-- START OF Entries shown --

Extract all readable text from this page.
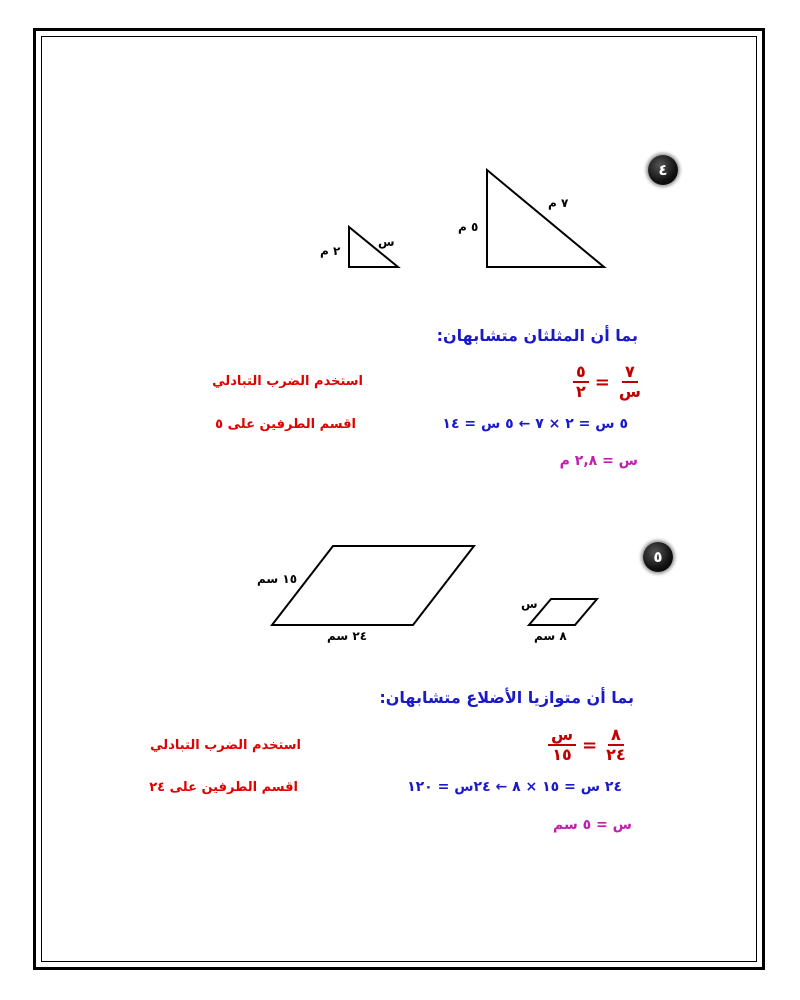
٤
٥ م
٧ م
٢ م
س
بما أن المثلثان متشابهان:
٥
٢ = ٧
س
استخدم الضرب التبادلي
٥ س = ٢ × ٧ ← ٥ س = ١٤
اقسم الطرفين على ٥
س = ٢,٨ م
٥
١٥ سم
٢٤ سم
س
٨ سم
بما أن متوازيا الأضلاع متشابهان:
س
١٥ = ٨
٢٤
استخدم الضرب التبادلي
٢٤ س = ١٥ × ٨ ← ٢٤س = ١٢٠
اقسم الطرفين على ٢٤
س = ٥ سم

-- END OF Entries shown --

> **Aim of the task**:
Output the data exactly. Pictures don't belong in the result.

> **Written answer**:
Extract all readable text from this page.
٤
٥ م
٧ م
٢ م
س
بما أن المثلثان متشابهان:
٥
٢ = ٧
س
استخدم الضرب التبادلي
٥ س = ٢ × ٧ ← ٥ س = ١٤
اقسم الطرفين على ٥
س = ٢,٨ م
٥
١٥ سم
٢٤ سم
س
٨ سم
بما أن متوازيا الأضلاع متشابهان:
س
١٥ = ٨
٢٤
استخدم الضرب التبادلي
٢٤ س = ١٥ × ٨ ← ٢٤س = ١٢٠
اقسم الطرفين على ٢٤
س = ٥ سم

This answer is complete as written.